• _Texte_:
----------
C’est certain, la France, comme la plupart des pays occidentaux, a trop longtemps vécu à crédit, trop souvent privilégié l’immédiat électoral et social à l’avenir des générations futures pour s’exonérer d’une gestion comptable et compatible avec une croissance atone et des caisses vides. On peut aussi chiffrer autrement qu’en économies pour l’État un maçon non embauché pour cause de TVA trop élevée et un poste de profs supprimé : cela fait deux consommateurs, deux cotisants en moins et deux chômeurs supplémentaires à indemniser avec de l’argent public. Certaines dépenses sont aussi des investissements pour l’avenir. Une élection présidentielle mérite mieux qu’un débat limité à une question : combien ça coûte ?
lundi 24 octobre 2011
Tout n’est pas noir
Pour rester un sport de voyous joué par des gentlemans, le rugby se complaît dans la complexité de ses règles et se repaît de coups du sort avec son ballon en olive aux rebonds fantasques. Ainsi hier, le XV de France a perdu la finale qu’il méritait de gagner d’une Coupe du monde qu’il ne lui revenait pas de soulever, au vu de l’ensemble de son œuvre.
Chez eux, sur leur archipel où les Britanniques, défaits au XVIII e siècle par les guerriers maoris devenus de redoutables défonceurs-plaqueurs sur les terrains, ont laissé le rugby pour garantir une mixité sociale durable, ces Néo-Zélandais féroces et véloces devaient nous blackbouler.
Ils voulaient effacer 24 ans d’humiliations dans leur pré-carré, subies le plus souvent à cause de ces imprévisibles Français, sans compter celle du naufrage du « Rainbow Warrior ».
Mais il ne suffit pas de crier haka et de se prendre pour des faucons fondant sur leurs proies pour plumer 22 coqs indignés ayant démonté leurs egos pour remonter sur leurs ergots au fil de l’épreuve. En autogestion salutaire, après avoir abandonné son entraîneur lunaire à ses déboires avec la presse, cette équipe de France a su vaincre ses individualismes, ses contradictions et ses à peu près pour entrer en rébellion et en construction.
En cela, ils ont été exemplaires. Trouillomètre à zéro, regards dans les chaussettes, les Néo-Zélandais marchaient la tête à l’envers quand les nôtres la relevaient en même temps que la mêlée noire et leur défi collectif. Nos héros ont perdu. Ils reviennent glorieux. Tout n’est pas noir dans cette drôle d’histoire du bout du monde.
----------
• _Données fournies_:
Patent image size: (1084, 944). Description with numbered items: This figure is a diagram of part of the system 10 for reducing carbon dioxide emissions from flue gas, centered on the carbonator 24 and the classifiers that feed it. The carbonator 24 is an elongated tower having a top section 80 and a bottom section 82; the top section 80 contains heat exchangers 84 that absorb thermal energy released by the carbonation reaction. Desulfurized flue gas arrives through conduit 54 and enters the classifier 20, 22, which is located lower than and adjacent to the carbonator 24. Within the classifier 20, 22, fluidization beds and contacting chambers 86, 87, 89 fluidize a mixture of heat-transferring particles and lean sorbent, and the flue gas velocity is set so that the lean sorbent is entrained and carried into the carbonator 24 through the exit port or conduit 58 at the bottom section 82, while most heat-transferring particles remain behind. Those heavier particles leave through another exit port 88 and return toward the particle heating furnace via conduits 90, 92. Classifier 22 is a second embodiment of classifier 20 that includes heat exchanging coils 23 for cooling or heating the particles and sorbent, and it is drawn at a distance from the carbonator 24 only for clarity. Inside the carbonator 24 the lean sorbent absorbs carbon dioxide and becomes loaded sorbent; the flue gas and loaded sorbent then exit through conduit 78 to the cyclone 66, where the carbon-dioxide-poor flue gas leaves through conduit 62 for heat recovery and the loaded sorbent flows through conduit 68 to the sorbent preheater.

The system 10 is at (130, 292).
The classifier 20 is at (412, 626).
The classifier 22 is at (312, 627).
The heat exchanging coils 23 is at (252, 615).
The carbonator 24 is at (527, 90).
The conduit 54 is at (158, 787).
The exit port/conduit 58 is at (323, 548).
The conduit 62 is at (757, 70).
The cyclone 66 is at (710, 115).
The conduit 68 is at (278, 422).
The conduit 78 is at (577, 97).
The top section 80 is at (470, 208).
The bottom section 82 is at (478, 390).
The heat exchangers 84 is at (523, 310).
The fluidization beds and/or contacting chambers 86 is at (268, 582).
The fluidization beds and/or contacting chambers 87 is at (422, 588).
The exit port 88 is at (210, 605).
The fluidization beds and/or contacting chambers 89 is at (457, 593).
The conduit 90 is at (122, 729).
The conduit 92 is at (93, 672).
----------
• _Consigne_:
Rédigez la suite du texte sur la finale perdue par le XV de France, en reprenant juste après sa dernière phrase.

• _Réponse_:
lundi 17 octobre 2011
Indignés par procuration
À New York, Wall Street, les indignés américains défilent grimés et déterminés, devant les colonnes du temple de la finance. À Rome, les ulcérés Italiens, se rassemblent par dizaines de milliers, écœurés par le vote de confiance accordé vendredi par le Parlement à Berlusconi. Les « indignados » espagnols, occupent, marchent, chantent. La Belgique, la Grèce et même le Royaume-Uni dans les facs et les banlieues, ont leurs indignés. Ils se rassemblaient hier à Bruxelles.
Et les Français champions du monde de la manif ? Les « travailleurs », usés par des journées de revendications catégorielles à répétition et désabusés par le résultat des manifs sur la réforme des retraites n’avaient pas une journée de salaire à perdre mardi pour dénoncer l’austérité et la toute puissance des marchés, à l’appel de syndicats divisés et méfiants à l’égard de ces « indignés » de l’étranger que Facebook mobilise mieux que les mots d’ordre de grève.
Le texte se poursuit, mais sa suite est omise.